◆ WORK TO DO
From the records below, extract the stretch from the line containing "Patent image size: (1378, 688)." through the line containing "The chamber 56 is at (378, 262).", both ends included. Reproduce each line without any change.

◆ ITEMS
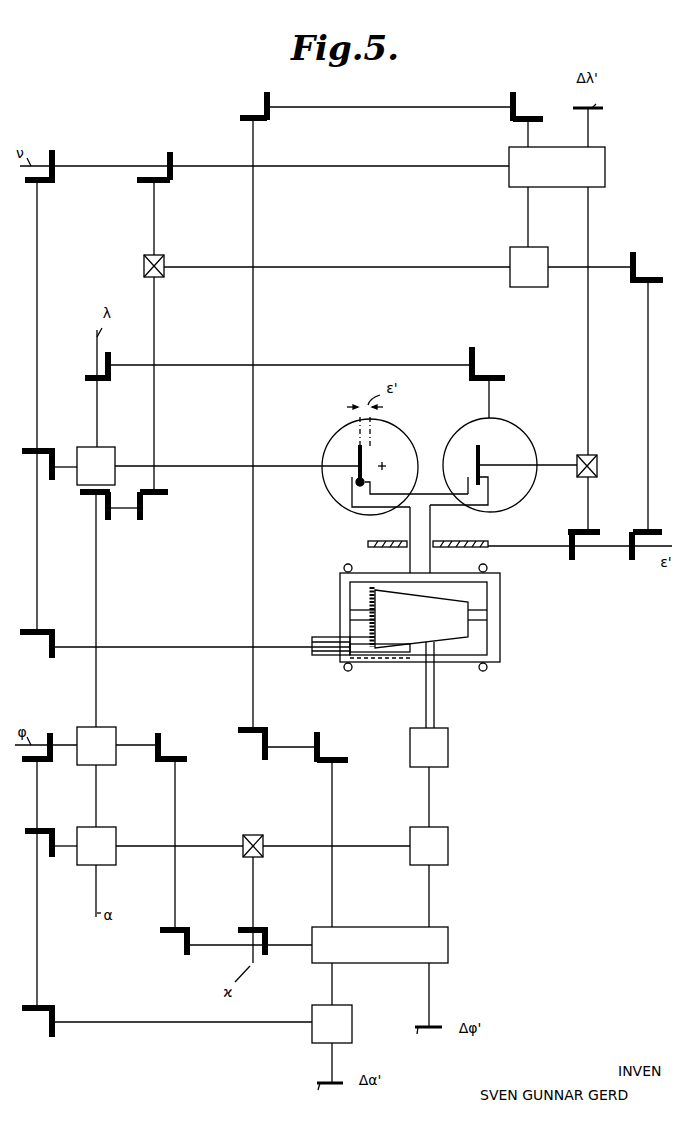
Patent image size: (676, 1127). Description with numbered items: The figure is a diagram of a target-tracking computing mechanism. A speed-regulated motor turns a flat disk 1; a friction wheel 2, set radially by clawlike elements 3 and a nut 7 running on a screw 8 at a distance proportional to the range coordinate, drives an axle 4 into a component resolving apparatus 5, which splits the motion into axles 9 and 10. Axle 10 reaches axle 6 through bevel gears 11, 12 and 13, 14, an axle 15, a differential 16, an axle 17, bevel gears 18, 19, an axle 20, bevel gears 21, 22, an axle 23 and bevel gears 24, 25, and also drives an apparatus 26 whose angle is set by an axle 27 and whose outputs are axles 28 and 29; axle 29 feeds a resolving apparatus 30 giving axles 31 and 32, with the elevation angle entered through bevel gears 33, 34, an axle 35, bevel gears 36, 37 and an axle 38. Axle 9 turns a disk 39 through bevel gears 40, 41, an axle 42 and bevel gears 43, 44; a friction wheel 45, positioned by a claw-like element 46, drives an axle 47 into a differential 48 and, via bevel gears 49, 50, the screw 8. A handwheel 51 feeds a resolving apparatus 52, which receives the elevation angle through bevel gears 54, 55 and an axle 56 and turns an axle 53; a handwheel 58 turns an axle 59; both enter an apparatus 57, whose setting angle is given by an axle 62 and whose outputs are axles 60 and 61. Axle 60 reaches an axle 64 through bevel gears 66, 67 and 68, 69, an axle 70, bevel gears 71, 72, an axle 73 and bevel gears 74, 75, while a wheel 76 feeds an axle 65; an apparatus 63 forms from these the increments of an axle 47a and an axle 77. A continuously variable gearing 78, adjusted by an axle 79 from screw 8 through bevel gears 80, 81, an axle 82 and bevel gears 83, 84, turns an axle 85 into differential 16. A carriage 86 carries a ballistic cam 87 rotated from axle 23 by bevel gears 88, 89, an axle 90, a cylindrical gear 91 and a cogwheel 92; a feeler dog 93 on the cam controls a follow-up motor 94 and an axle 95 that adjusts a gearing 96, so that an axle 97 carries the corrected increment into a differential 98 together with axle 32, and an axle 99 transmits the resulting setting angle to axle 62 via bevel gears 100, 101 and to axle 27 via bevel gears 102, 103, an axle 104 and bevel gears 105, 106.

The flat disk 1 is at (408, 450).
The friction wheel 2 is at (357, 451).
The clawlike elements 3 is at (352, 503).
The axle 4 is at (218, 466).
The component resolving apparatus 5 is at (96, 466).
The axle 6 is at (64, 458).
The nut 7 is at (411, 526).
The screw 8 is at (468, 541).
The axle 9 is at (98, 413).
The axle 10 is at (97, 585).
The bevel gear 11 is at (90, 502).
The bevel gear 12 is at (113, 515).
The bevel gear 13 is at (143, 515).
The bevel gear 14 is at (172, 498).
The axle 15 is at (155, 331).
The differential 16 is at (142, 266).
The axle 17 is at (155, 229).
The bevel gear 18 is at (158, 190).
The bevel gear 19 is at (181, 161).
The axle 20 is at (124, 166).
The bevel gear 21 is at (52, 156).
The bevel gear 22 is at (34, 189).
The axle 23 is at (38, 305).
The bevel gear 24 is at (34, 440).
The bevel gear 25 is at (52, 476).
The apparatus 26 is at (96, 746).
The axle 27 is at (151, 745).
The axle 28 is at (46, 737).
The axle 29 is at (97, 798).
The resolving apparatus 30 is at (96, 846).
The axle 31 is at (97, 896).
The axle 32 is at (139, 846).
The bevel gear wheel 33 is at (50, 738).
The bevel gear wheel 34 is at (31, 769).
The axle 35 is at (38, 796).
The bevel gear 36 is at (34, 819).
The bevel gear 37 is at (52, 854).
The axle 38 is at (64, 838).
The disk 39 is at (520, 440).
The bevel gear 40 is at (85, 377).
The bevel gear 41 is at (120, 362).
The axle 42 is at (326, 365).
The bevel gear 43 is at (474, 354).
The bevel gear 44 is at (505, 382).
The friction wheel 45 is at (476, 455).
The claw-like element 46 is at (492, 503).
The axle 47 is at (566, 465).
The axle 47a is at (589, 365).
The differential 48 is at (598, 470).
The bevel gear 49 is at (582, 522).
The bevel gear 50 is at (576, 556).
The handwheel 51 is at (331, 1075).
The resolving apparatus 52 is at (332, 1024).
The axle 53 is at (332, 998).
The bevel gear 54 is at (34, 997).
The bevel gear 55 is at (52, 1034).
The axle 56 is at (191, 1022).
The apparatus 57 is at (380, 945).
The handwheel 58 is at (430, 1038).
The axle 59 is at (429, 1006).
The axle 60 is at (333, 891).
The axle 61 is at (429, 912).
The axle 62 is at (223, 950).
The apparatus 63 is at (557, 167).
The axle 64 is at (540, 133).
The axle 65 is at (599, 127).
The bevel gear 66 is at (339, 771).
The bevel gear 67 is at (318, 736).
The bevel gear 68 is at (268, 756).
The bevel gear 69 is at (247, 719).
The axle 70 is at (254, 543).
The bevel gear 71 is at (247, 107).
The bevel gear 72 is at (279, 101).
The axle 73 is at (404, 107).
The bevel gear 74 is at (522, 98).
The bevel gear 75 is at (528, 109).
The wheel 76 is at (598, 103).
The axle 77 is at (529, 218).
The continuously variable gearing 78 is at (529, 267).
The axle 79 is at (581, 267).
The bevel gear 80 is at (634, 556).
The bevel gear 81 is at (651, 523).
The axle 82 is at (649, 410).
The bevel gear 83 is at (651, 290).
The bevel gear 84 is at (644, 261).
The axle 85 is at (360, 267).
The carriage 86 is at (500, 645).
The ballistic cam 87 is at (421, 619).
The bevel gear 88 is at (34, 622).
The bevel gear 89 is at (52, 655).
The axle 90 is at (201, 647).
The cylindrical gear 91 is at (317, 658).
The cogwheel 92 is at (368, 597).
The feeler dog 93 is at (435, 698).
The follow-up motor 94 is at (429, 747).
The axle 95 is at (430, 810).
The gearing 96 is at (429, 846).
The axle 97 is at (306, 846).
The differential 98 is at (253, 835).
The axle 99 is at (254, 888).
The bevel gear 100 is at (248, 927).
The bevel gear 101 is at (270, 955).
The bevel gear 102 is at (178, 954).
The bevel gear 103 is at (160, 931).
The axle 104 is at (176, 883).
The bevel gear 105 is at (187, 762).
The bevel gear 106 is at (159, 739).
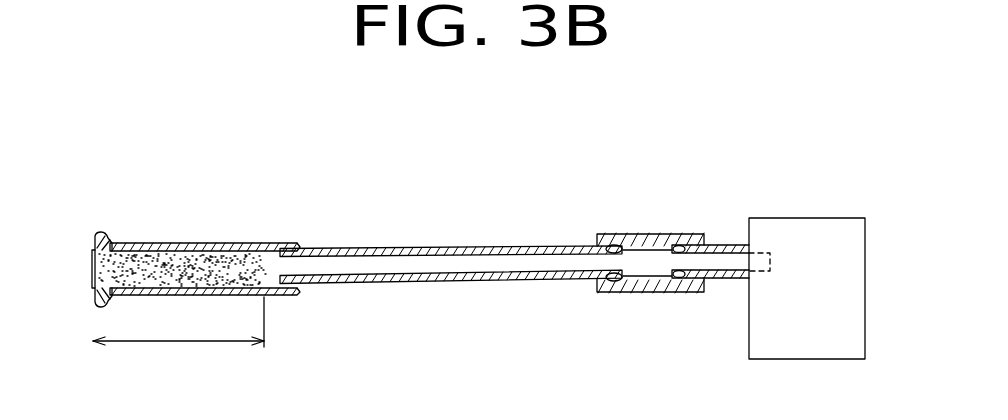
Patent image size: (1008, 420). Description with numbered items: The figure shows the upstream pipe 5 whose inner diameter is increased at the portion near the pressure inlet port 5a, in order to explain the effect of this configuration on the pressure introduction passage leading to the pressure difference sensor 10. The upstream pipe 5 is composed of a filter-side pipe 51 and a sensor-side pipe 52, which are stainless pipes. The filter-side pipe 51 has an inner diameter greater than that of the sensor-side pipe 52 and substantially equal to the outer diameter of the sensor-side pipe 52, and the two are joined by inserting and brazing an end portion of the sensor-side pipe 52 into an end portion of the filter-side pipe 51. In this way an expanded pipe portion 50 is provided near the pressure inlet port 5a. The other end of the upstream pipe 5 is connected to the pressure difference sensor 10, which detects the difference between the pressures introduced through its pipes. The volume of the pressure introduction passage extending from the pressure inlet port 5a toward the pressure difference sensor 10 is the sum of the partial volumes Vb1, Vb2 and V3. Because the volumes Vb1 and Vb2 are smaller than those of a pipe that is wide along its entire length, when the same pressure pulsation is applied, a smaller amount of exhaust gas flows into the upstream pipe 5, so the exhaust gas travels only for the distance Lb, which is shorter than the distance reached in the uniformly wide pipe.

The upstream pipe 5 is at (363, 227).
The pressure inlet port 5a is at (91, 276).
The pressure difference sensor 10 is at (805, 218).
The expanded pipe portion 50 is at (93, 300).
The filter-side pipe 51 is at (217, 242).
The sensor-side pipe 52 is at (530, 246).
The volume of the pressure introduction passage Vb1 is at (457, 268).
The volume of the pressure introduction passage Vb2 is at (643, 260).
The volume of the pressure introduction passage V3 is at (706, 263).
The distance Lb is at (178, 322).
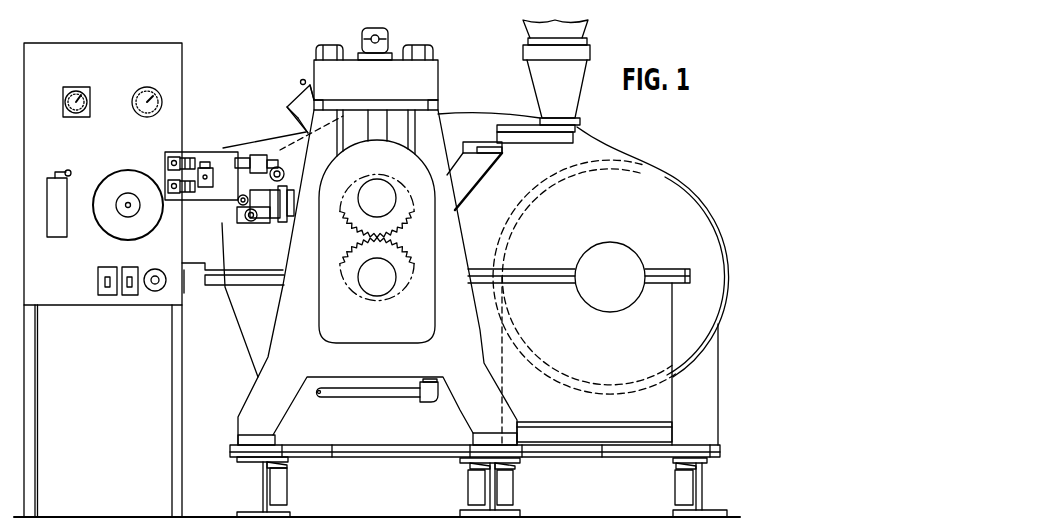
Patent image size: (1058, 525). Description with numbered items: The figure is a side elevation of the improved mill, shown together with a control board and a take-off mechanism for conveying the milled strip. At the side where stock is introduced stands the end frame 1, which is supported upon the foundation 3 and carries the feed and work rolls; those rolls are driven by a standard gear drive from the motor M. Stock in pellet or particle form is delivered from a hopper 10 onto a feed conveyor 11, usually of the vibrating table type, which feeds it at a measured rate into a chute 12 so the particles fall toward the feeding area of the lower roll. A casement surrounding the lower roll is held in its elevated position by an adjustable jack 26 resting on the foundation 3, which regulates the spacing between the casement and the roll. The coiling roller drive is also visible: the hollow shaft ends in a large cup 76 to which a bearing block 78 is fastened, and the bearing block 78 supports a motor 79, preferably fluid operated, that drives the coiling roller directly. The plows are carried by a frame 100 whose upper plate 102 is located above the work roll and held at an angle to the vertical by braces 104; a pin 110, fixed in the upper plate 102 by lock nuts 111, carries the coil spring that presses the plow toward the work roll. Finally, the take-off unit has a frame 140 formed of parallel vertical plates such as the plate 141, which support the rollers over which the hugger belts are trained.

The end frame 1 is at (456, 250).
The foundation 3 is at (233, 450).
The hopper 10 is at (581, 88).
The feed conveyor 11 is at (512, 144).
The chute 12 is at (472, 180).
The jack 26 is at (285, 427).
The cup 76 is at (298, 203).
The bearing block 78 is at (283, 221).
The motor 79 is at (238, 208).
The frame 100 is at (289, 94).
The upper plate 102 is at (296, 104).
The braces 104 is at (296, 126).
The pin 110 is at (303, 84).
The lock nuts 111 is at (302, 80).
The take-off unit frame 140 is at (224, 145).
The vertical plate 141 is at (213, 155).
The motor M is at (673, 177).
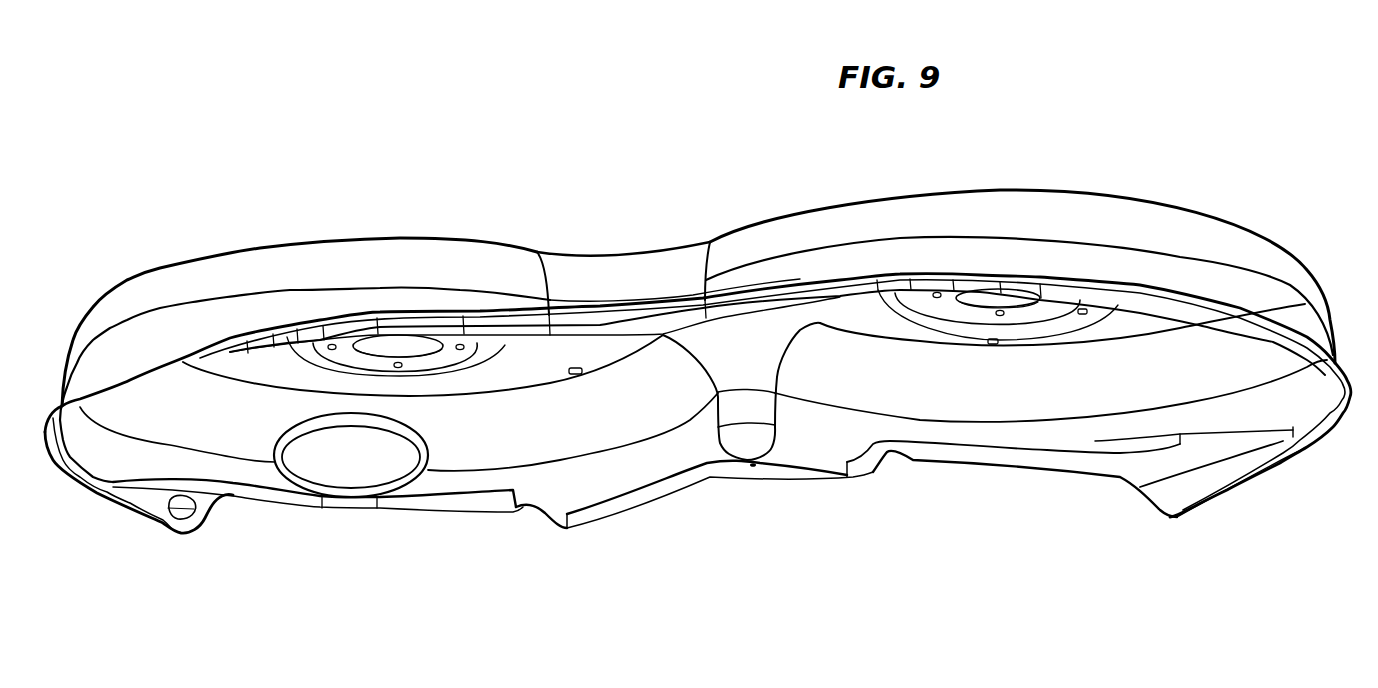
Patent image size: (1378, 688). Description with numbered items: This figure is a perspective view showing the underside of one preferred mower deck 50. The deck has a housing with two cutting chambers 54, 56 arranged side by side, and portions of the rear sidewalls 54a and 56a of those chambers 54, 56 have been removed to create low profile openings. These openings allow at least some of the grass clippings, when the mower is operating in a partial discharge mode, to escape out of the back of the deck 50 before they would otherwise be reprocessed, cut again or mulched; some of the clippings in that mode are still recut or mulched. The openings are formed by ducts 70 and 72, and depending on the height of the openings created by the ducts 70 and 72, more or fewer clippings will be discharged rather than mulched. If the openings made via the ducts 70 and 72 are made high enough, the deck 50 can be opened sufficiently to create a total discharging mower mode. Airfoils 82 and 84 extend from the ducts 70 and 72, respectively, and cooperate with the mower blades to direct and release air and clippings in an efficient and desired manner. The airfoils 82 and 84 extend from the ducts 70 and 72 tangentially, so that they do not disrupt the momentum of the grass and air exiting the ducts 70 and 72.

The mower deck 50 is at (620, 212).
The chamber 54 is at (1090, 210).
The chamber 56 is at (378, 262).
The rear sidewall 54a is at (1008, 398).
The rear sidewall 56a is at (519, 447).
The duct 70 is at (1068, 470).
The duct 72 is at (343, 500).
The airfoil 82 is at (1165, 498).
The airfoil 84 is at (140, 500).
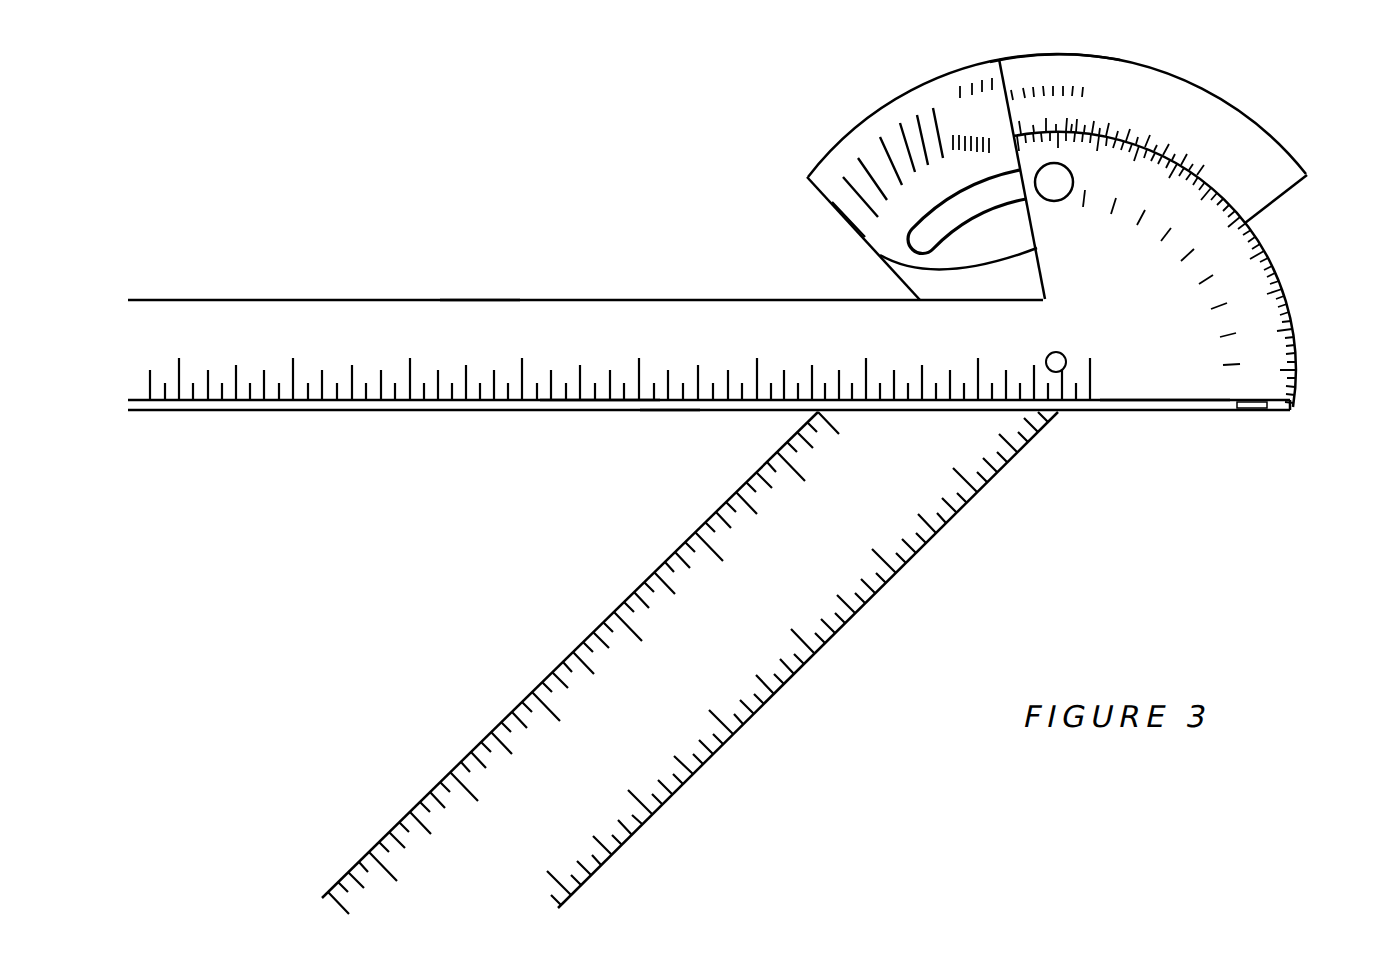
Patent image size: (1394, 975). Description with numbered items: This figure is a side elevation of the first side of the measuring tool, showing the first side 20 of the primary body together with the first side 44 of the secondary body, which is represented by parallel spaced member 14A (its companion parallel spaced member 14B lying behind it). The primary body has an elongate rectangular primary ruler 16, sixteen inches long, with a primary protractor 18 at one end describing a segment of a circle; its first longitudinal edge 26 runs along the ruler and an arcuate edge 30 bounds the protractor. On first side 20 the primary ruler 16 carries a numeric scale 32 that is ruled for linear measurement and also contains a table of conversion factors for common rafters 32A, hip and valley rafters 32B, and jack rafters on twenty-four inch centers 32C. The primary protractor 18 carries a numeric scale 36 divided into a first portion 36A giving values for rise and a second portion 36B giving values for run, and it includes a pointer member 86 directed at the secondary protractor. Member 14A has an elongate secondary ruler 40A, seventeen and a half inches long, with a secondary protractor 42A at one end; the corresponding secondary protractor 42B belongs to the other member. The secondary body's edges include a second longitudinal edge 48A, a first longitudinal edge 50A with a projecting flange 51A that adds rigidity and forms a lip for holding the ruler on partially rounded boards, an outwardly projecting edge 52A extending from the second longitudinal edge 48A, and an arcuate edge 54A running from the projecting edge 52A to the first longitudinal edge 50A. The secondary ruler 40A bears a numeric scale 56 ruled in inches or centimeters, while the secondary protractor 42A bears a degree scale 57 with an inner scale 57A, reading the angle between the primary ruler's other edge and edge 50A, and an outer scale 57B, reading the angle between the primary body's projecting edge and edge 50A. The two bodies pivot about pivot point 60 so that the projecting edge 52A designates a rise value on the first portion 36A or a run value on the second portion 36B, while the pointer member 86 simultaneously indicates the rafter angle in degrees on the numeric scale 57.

◆ SOLUTION FOR THIS PROBLEM
Patent image size: (1378, 688). Description with numbered items: This figure is a perspective view showing the underside of one preferred mower deck 50. The deck has a housing with two cutting chambers 54, 56 arranged side by side, and portions of the rear sidewalls 54a and 56a of those chambers 54, 56 have been removed to create low profile openings. These openings allow at least some of the grass clippings, when the mower is operating in a partial discharge mode, to escape out of the back of the deck 50 before they would otherwise be reprocessed, cut again or mulched; some of the clippings in that mode are still recut or mulched. The openings are formed by ducts 70 and 72, and depending on the height of the openings created by the ducts 70 and 72, more or fewer clippings will be discharged rather than mulched. If the openings made via the ducts 70 and 72 are made high enough, the deck 50 can be opened sufficiently to create a total discharging mower mode. Airfoils 82 and 84 extend from the ducts 70 and 72, respectively, and cooperate with the mower blades to direct and release air and clippings in an efficient and desired manner. The airfoils 82 and 84 extend from the ducts 70 and 72 tangentially, so that they do not disrupt the momentum of the grass and air exiting the ducts 70 and 72.

The mower deck 50 is at (620, 212).
The chamber 54 is at (1090, 210).
The chamber 56 is at (378, 262).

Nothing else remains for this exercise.